__Given instruction__: All lines holding the string "change" are to be shown.

__Data listing__:
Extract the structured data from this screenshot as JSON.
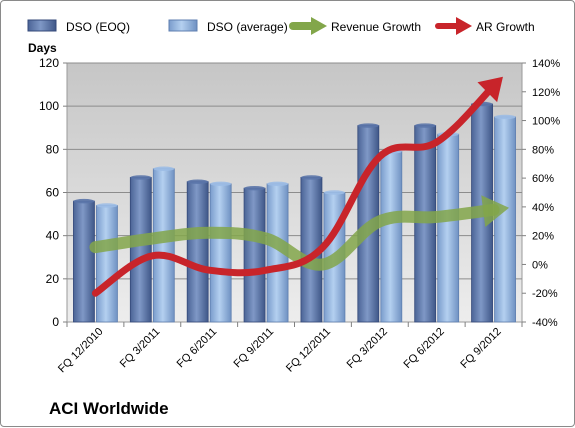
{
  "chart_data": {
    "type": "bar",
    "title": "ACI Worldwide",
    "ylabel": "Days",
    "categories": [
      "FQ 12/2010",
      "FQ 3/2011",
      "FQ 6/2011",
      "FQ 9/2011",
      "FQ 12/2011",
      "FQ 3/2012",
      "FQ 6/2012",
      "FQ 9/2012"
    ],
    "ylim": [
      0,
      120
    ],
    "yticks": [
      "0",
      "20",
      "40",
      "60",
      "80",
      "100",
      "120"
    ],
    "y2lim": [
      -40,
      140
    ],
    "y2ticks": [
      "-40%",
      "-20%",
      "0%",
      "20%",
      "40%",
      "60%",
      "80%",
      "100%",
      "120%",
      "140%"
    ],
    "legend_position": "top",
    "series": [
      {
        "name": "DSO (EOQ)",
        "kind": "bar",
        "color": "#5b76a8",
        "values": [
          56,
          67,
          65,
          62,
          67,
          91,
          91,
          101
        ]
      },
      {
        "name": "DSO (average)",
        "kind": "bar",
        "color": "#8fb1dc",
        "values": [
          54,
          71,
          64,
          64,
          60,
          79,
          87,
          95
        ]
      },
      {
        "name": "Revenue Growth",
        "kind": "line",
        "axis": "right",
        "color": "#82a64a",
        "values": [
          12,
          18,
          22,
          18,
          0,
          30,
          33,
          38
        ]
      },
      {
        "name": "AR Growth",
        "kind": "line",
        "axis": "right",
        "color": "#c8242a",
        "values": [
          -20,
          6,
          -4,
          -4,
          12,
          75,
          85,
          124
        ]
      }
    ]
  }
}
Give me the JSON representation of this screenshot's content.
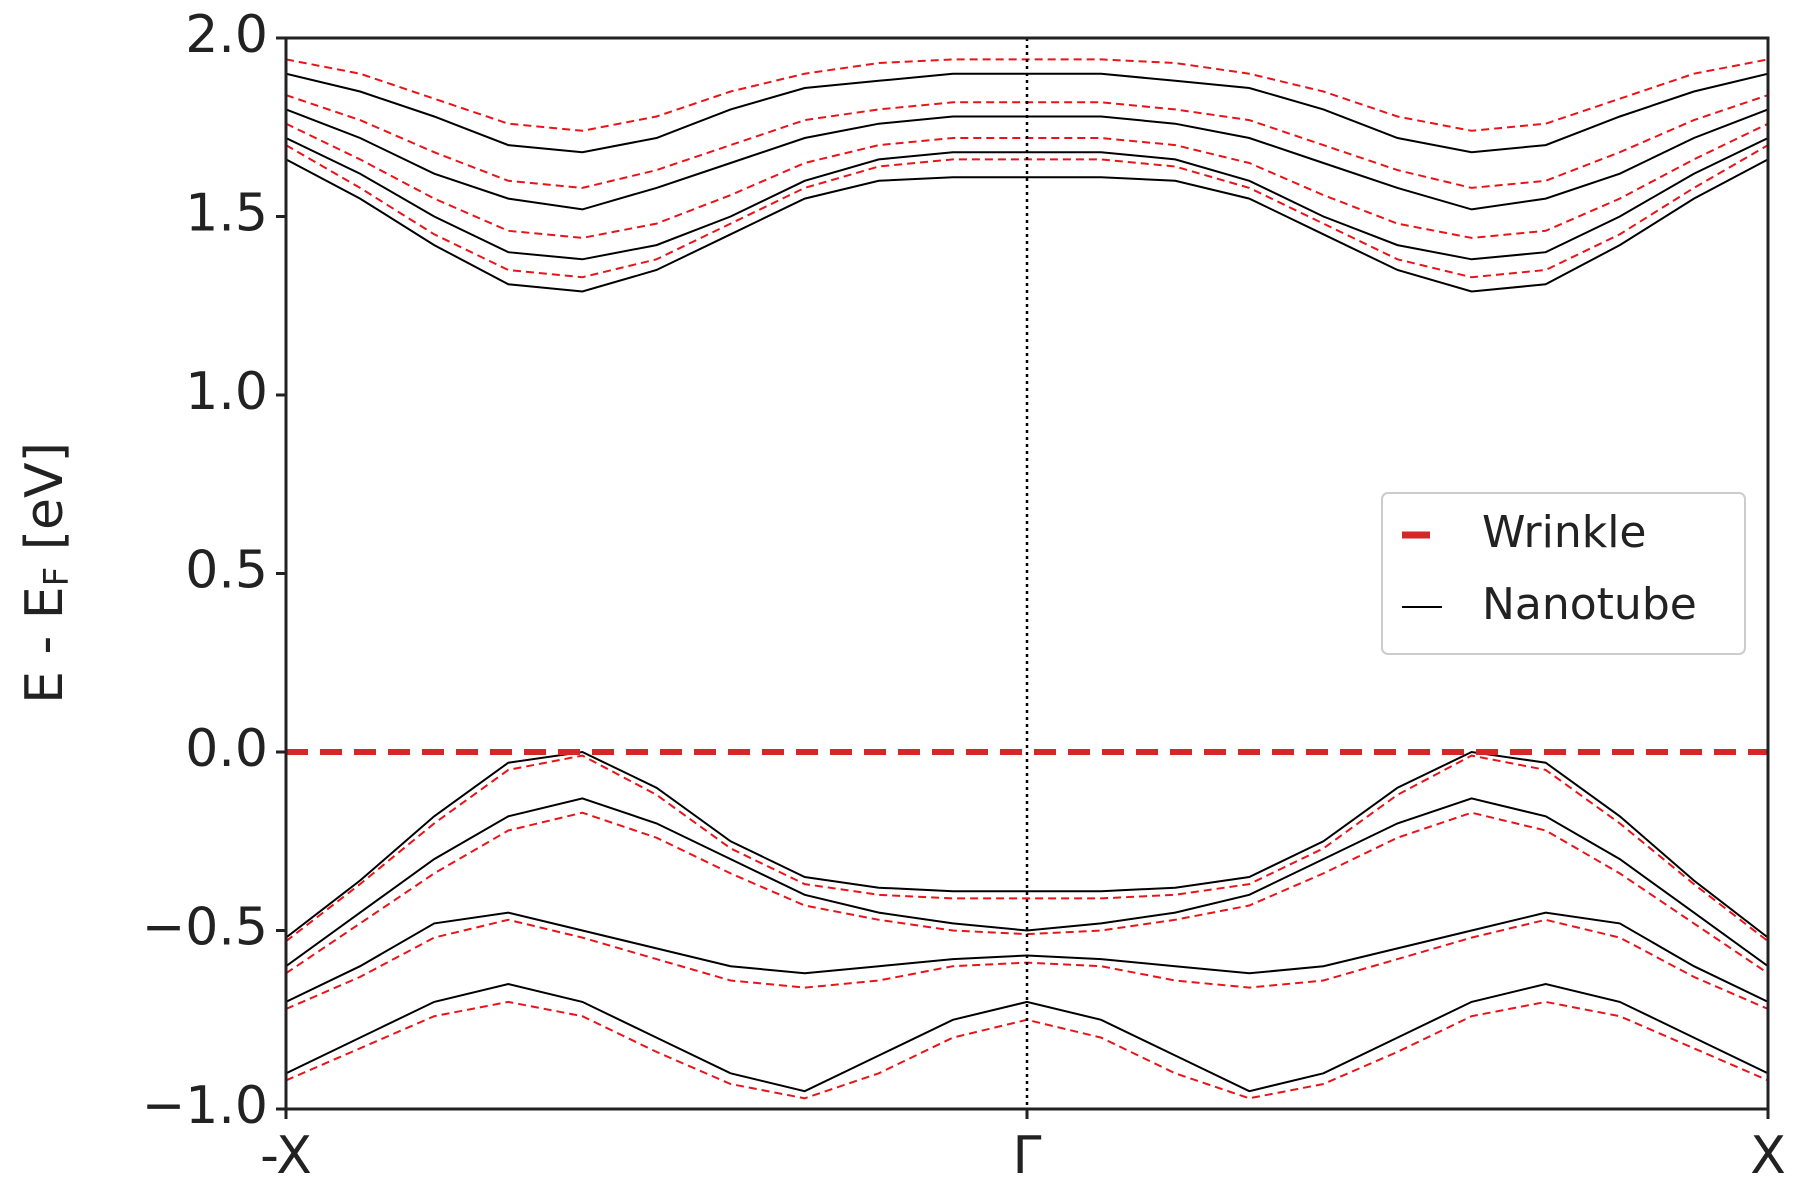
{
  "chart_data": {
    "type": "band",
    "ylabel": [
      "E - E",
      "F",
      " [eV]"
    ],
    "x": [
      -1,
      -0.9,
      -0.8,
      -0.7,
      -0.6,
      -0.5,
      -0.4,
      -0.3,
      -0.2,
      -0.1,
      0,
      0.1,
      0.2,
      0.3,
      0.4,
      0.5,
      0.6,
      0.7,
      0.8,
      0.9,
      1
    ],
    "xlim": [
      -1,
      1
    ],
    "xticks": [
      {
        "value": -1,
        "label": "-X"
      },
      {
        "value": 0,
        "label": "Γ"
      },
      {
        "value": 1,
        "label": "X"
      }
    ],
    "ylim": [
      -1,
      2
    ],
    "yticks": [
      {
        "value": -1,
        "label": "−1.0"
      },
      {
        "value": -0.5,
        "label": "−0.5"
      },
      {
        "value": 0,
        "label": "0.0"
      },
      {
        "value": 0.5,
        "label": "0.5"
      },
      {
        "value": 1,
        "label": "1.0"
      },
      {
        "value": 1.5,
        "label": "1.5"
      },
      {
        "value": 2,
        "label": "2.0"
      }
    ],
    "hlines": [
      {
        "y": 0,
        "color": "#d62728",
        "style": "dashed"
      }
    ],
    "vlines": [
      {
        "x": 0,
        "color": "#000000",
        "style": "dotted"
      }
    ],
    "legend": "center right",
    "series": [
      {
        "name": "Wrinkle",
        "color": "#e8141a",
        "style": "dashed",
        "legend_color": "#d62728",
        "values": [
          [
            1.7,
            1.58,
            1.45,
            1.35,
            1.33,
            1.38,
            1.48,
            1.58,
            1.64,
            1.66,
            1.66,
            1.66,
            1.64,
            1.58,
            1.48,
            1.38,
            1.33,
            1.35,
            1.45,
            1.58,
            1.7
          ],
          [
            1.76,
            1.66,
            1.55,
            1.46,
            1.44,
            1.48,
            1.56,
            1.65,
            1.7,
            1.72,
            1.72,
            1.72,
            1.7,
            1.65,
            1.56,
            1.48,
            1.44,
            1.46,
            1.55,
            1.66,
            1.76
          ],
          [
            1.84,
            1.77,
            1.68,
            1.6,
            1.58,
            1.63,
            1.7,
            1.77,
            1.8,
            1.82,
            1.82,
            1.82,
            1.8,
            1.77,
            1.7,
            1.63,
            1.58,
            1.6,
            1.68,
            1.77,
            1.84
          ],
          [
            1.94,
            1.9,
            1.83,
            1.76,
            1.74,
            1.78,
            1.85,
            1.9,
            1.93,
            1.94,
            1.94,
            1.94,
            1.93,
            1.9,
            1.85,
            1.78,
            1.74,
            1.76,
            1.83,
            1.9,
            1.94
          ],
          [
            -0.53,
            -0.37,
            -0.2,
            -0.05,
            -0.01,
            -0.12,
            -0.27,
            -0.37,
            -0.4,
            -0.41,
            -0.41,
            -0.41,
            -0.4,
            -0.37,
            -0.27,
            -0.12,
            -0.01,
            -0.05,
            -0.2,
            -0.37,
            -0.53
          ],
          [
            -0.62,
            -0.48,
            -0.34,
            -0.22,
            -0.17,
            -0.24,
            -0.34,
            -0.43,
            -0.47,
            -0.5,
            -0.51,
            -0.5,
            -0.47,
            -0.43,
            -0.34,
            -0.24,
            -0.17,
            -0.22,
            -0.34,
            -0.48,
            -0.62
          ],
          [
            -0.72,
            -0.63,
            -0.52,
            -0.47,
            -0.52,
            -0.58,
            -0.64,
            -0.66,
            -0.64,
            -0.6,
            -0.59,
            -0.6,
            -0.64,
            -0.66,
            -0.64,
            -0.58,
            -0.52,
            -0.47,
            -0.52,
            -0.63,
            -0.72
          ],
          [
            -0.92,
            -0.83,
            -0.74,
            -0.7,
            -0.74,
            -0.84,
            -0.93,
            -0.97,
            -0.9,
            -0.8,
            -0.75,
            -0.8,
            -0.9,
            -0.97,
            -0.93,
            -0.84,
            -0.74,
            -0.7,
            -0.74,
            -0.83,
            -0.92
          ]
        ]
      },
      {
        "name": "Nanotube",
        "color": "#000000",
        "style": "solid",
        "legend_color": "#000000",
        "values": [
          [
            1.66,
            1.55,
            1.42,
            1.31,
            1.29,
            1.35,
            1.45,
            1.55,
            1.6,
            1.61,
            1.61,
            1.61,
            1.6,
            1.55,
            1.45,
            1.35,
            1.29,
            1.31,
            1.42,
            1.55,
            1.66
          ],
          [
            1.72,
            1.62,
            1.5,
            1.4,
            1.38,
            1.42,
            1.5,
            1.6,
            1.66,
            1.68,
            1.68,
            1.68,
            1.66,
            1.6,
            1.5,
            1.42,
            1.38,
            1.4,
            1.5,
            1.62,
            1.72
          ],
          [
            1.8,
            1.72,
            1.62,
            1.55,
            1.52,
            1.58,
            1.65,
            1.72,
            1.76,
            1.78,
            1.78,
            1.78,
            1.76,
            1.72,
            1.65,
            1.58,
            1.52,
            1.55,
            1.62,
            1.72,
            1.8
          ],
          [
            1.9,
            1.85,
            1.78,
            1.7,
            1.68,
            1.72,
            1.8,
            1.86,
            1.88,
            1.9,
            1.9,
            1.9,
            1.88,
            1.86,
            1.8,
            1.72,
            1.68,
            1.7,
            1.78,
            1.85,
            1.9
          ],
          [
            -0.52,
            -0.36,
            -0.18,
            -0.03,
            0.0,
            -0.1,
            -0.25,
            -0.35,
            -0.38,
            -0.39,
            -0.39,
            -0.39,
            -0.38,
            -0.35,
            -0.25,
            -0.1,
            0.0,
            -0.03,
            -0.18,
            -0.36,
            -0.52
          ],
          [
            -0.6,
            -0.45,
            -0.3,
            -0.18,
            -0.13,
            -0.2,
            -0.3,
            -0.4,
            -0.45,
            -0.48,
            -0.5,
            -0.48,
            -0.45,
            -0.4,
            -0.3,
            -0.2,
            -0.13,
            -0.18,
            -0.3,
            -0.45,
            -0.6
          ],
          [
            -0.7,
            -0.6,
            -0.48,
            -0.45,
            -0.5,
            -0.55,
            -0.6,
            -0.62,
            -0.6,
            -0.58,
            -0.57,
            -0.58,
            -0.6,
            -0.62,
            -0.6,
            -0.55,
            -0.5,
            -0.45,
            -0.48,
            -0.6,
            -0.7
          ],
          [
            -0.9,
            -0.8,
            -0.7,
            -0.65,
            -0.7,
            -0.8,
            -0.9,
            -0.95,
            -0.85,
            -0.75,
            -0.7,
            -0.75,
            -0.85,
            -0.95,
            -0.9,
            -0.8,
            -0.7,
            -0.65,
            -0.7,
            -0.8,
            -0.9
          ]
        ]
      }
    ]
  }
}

==

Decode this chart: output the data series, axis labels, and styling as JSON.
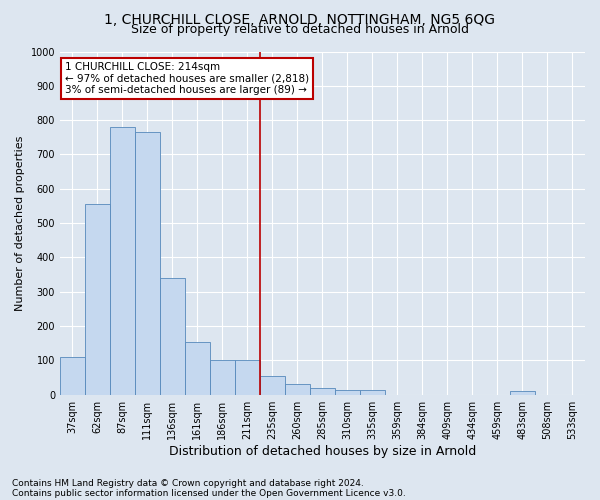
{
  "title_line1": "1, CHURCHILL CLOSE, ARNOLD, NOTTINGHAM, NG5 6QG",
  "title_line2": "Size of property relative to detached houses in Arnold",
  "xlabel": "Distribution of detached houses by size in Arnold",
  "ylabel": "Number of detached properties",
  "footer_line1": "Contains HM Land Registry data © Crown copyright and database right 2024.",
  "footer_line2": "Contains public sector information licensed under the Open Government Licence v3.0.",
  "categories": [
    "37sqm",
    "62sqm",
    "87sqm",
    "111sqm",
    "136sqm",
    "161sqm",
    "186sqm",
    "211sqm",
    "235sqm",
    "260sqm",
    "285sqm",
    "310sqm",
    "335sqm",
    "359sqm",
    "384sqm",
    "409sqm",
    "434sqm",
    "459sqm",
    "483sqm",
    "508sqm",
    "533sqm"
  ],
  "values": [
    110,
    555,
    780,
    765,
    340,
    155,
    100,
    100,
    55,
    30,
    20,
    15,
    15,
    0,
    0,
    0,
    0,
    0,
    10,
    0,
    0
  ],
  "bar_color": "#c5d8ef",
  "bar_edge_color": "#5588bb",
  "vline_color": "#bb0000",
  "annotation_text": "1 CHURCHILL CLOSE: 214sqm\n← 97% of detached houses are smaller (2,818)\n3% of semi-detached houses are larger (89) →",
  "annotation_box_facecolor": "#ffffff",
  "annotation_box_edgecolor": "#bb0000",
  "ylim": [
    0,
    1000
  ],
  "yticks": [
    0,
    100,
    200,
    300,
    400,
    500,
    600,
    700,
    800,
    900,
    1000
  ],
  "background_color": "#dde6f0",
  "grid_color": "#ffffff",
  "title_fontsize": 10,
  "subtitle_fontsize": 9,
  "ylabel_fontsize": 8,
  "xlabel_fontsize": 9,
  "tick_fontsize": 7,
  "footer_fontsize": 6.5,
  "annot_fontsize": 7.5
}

* * *

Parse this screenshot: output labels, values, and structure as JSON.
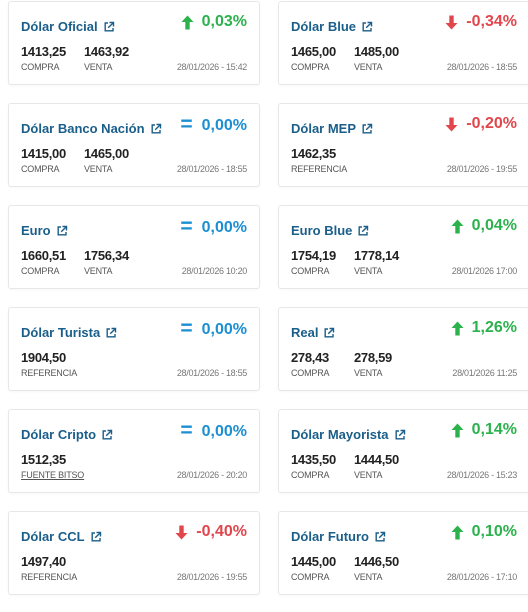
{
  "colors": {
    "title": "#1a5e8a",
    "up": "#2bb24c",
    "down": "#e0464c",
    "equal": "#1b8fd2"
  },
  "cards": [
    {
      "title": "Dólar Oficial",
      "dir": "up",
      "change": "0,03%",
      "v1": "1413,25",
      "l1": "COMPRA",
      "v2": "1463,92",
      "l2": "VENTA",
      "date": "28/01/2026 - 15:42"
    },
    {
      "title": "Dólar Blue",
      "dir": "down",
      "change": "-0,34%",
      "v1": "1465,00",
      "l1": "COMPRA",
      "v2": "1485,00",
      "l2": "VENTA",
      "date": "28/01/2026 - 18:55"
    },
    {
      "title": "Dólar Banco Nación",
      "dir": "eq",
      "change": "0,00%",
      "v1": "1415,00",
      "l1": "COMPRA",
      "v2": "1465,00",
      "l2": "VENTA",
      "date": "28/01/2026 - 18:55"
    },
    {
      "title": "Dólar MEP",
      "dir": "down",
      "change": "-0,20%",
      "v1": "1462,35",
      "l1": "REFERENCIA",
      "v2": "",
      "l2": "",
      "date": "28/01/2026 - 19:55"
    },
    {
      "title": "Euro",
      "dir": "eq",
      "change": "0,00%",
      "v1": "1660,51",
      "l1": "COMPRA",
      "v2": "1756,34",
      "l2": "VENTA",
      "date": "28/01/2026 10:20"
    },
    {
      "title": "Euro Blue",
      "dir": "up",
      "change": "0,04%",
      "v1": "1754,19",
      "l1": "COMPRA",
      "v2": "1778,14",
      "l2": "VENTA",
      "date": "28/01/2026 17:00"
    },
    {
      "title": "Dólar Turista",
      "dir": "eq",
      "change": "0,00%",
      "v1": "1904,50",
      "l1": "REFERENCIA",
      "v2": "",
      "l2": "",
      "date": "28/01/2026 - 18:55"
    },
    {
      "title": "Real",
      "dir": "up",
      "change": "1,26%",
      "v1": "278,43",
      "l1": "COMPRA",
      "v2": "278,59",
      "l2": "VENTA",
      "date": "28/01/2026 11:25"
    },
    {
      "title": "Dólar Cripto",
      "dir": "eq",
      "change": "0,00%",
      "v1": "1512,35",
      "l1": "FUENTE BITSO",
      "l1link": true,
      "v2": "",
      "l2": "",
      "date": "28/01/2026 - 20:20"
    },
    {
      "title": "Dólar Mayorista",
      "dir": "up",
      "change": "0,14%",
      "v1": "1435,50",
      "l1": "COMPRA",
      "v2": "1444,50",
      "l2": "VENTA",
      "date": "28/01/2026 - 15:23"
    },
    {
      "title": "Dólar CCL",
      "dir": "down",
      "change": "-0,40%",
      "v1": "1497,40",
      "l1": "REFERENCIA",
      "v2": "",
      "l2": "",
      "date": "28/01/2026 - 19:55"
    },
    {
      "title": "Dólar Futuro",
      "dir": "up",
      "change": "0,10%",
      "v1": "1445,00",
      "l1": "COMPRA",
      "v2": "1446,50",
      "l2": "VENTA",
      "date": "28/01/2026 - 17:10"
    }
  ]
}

__Problem solution__:
      "change": "0,03%",
      "change": "-0,34%",
      "change": "0,00%",
      "change": "-0,20%",
      "change": "0,00%",
      "change": "0,04%",
      "change": "0,00%",
      "change": "1,26%",
      "change": "0,00%",
      "change": "0,14%",
      "change": "-0,40%",
      "change": "0,10%",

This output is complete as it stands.